─── Records for this exercise

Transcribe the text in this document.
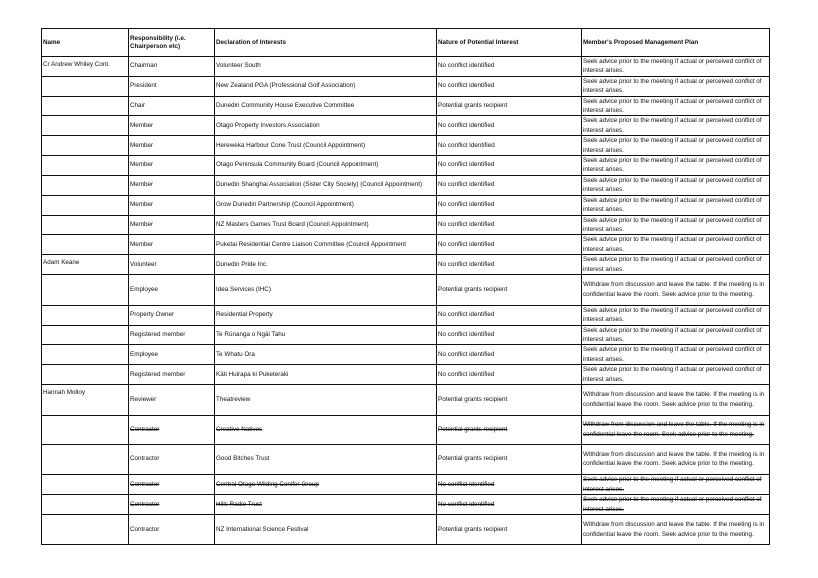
Name	Responsibility (i.e. Chairperson etc)	Declaration of Interests	Nature of Potential Interest	Member's Proposed Management Plan
Cr Andrew Whiley Cont.	Chairman	Volunteer South	No conflict identified	Seek advice prior to the meeting if actual or perceived conflict of interest arises.
	President	New Zealand PGA (Professional Golf Association)	No conflict identified	Seek advice prior to the meeting if actual or perceived conflict of interest arises.
	Chair	Dunedin Community House Executive Committee	Potential grants recipient	Seek advice prior to the meeting if actual or perceived conflict of interest arises.
	Member	Otago Property Investors Association	No conflict identified	Seek advice prior to the meeting if actual or perceived conflict of interest arises.
	Member	Hereweka Harbour Cone Trust (Council Appointment)	No conflict Identified	Seek advice prior to the meeting if actual or perceived conflict of interest arises.
	Member	Otago Peninsula Community Board (Council Appointment)	No conflict identified	Seek advice prior to the meeting if actual or perceived conflict of interest arises.
	Member	Dunedin Shanghai Association (Sister City Society) (Council Appointment)	No conflict identified	Seek advice prior to the meeting if actual or perceived conflict of interest arises.
	Member	Grow Dunedin Partnership (Council Appointment)	No conflict identified	Seek advice prior to the meeting if actual or perceived conflict of interest arises.
	Member	NZ Masters Games Trust Board (Council Appointment)	No conflict identified	Seek advice prior to the meeting if actual or perceived conflict of interest arises.
	Member	Puketai Residential Centre Liaison Committee (Council Appointment	No conflict identified	Seek advice prior to the meeting if actual or perceived conflict of interest arises.
Adam Keane	Volunteer	Dunedin Pride Inc.	No conflict identified	Seek advice prior to the meeting if actual or perceived conflict of interest arises.
	Employee	Idea Services (IHC)	Potential grants recipient	Withdraw from discussion and leave the table. If the meeting is in confidential leave the room. Seek advice prior to the meeting.
	Property Owner	Residential Property	No conflict identified	Seek advice prior to the meeting if actual or perceived conflict of interest arises.
	Registered member	Te Rūnanga o Ngāi Tahu	No conflict identified	Seek advice prior to the meeting if actual or perceived conflict of interest arises.
	Employee	Te Whatu Ora	No conflict identified	Seek advice prior to the meeting if actual or perceived conflict of interest arises.
	Registered member	Kāti Huirapa ki Puketeraki	No conflict identified	Seek advice prior to the meeting if actual or perceived conflict of interest arises.
Hannah Molloy	Reviewer	Theatreview	Potential grants recipient	Withdraw from discussion and leave the table. If the meeting is in confidential leave the room. Seek advice prior to the meeting.
	Contractor	Creative Natives	Potential grants recipient	Withdraw from discussion and leave the table. If the meeting is in confidential leave the room. Seek advice prior to the meeting.
	Contractor	Good Bitches Trust	Potential grants recipient	Withdraw from discussion and leave the table. If the meeting is in confidential leave the room. Seek advice prior to the meeting.
	Contractor	Central Otago Wilding Conifer Group	No conflict identified	Seek advice prior to the meeting if actual or perceived conflict of interest arises.
	Contractor	Hills Radio Trust	No conflict identified	Seek advice prior to the meeting if actual or perceived conflict of interest arises.
	Contractor	NZ International Science Festival	Potential grants recipient	Withdraw from discussion and leave the table. If the meeting is in confidential leave the room. Seek advice prior to the meeting.
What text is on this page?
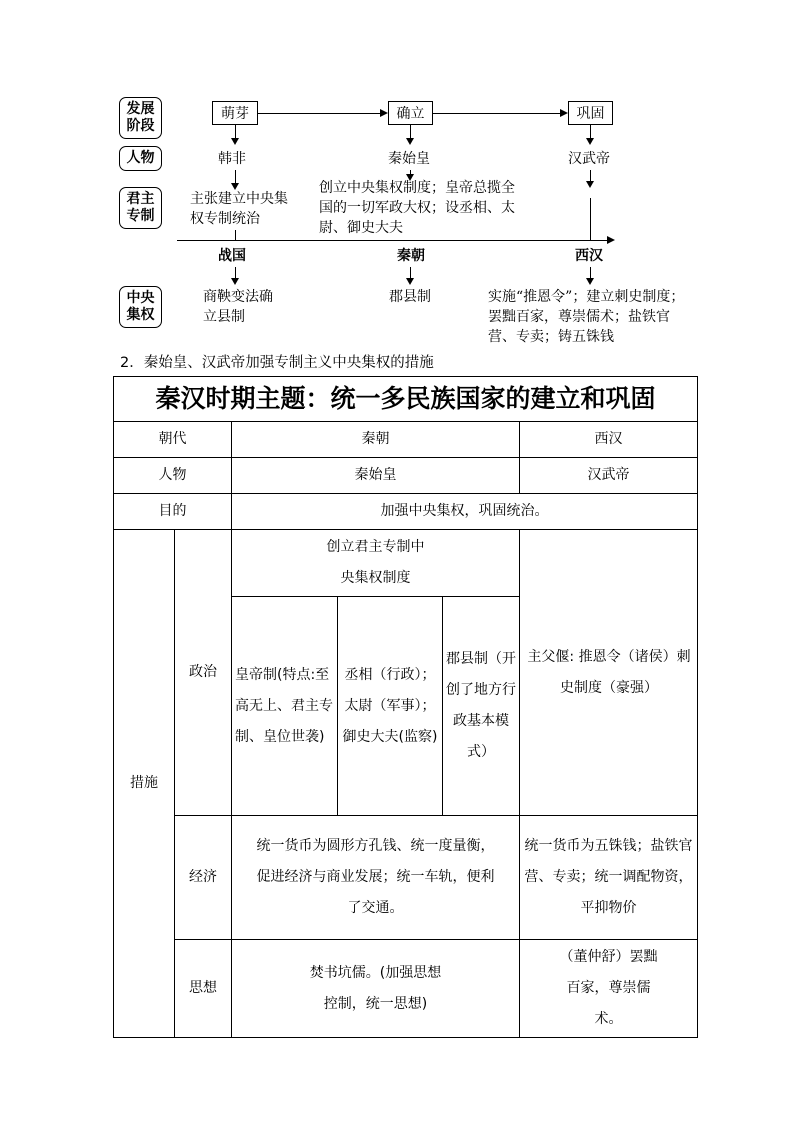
发展阶段
人物
君主专制
中央集权
萌芽	确立	巩固
韩非	秦始皇	汉武帝
主张建立中央集权专制统治
创立中央集权制度；皇帝总揽全国的一切军政大权；设丞相、太尉、御史大夫
战国	秦朝	西汉
商鞅变法确立县制
郡县制	实施“推恩令”；建立刺史制度；罢黜百家，尊崇儒术；盐铁官营、专卖；铸五铢钱
2．秦始皇、汉武帝加强专制主义中央集权的措施
秦汉时期主题：统一多民族国家的建立和巩固					
朝代		秦朝			西汉
人物		秦始皇			汉武帝
目的		加强中央集权，巩固统治。			
措施	政治	创立君主专制中央集权制度			主父偃: 推恩令（诸侯）刺史制度（豪强）

		皇帝制(特点:至高无上、君主专制、皇位世袭)	丞相（行政）；太尉（军事）；御史大夫(监察)	郡县制（开创了地方行政基本模式）	
	经济	统一货币为圆形方孔钱、统一度量衡，促进经济与商业发展；统一车轨，便利了交通。			统一货币为五铢钱；盐铁官营、专卖；统一调配物资，平抑物价
	思想	焚书坑儒。(加强思想控制，统一思想)			（董仲舒）罢黜百家，尊崇儒术。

──────

● Problem to solve
Quote the entries in full. Any image among them is to be omitted from the copy.

● Reply to the task
Transcribe the text in this document.
Name	Responsibility (i.e. Chairperson etc)	Declaration of Interests	Nature of Potential Interest	Member's Proposed Management Plan
Cr Andrew Whiley Cont.	Chairman	Volunteer South	No conflict identified	Seek advice prior to the meeting if actual or perceived conflict of interest arises.
	President	New Zealand PGA (Professional Golf Association)	No conflict identified	Seek advice prior to the meeting if actual or perceived conflict of interest arises.
	Chair	Dunedin Community House Executive Committee	Potential grants recipient	Seek advice prior to the meeting if actual or perceived conflict of interest arises.
	Member	Otago Property Investors Association	No conflict identified	Seek advice prior to the meeting if actual or perceived conflict of interest arises.
	Member	Hereweka Harbour Cone Trust (Council Appointment)	No conflict Identified	Seek advice prior to the meeting if actual or perceived conflict of interest arises.
	Member	Otago Peninsula Community Board (Council Appointment)	No conflict identified	Seek advice prior to the meeting if actual or perceived conflict of interest arises.
	Member	Dunedin Shanghai Association (Sister City Society) (Council Appointment)	No conflict identified	Seek advice prior to the meeting if actual or perceived conflict of interest arises.
	Member	Grow Dunedin Partnership (Council Appointment)	No conflict identified	Seek advice prior to the meeting if actual or perceived conflict of interest arises.
	Member	NZ Masters Games Trust Board (Council Appointment)	No conflict identified	Seek advice prior to the meeting if actual or perceived conflict of interest arises.
	Member	Puketai Residential Centre Liaison Committee (Council Appointment	No conflict identified	Seek advice prior to the meeting if actual or perceived conflict of interest arises.
Adam Keane	Volunteer	Dunedin Pride Inc.	No conflict identified	Seek advice prior to the meeting if actual or perceived conflict of interest arises.
	Employee	Idea Services (IHC)	Potential grants recipient	Withdraw from discussion and leave the table. If the meeting is in confidential leave the room. Seek advice prior to the meeting.
	Property Owner	Residential Property	No conflict identified	Seek advice prior to the meeting if actual or perceived conflict of interest arises.
	Registered member	Te Rūnanga o Ngāi Tahu	No conflict identified	Seek advice prior to the meeting if actual or perceived conflict of interest arises.
	Employee	Te Whatu Ora	No conflict identified	Seek advice prior to the meeting if actual or perceived conflict of interest arises.
	Registered member	Kāti Huirapa ki Puketeraki	No conflict identified	Seek advice prior to the meeting if actual or perceived conflict of interest arises.
Hannah Molloy	Reviewer	Theatreview	Potential grants recipient	Withdraw from discussion and leave the table. If the meeting is in confidential leave the room. Seek advice prior to the meeting.
	Contractor	Creative Natives	Potential grants recipient	Withdraw from discussion and leave the table. If the meeting is in confidential leave the room. Seek advice prior to the meeting.
	Contractor	Good Bitches Trust	Potential grants recipient	Withdraw from discussion and leave the table. If the meeting is in confidential leave the room. Seek advice prior to the meeting.
	Contractor	Central Otago Wilding Conifer Group	No conflict identified	Seek advice prior to the meeting if actual or perceived conflict of interest arises.
	Contractor	Hills Radio Trust	No conflict identified	Seek advice prior to the meeting if actual or perceived conflict of interest arises.
	Contractor	NZ International Science Festival	Potential grants recipient	Withdraw from discussion and leave the table. If the meeting is in confidential leave the room. Seek advice prior to the meeting.
What text is on this page?
发展阶段
人物
君主专制
中央集权
萌芽	确立	巩固
韩非	秦始皇	汉武帝
主张建立中央集权专制统治
创立中央集权制度；皇帝总揽全国的一切军政大权；设丞相、太尉、御史大夫
战国	秦朝	西汉
商鞅变法确立县制
郡县制	实施“推恩令”；建立刺史制度；罢黜百家，尊崇儒术；盐铁官营、专卖；铸五铢钱
2．秦始皇、汉武帝加强专制主义中央集权的措施
秦汉时期主题：统一多民族国家的建立和巩固					
朝代		秦朝			西汉
人物		秦始皇			汉武帝
目的		加强中央集权，巩固统治。			
措施	政治	创立君主专制中央集权制度			主父偃: 推恩令（诸侯）刺史制度（豪强）

		皇帝制(特点:至高无上、君主专制、皇位世袭)	丞相（行政）；太尉（军事）；御史大夫(监察)	郡县制（开创了地方行政基本模式）	
	经济	统一货币为圆形方孔钱、统一度量衡，促进经济与商业发展；统一车轨，便利了交通。			统一货币为五铢钱；盐铁官营、专卖；统一调配物资，平抑物价
	思想	焚书坑儒。(加强思想控制，统一思想)			（董仲舒）罢黜百家，尊崇儒术。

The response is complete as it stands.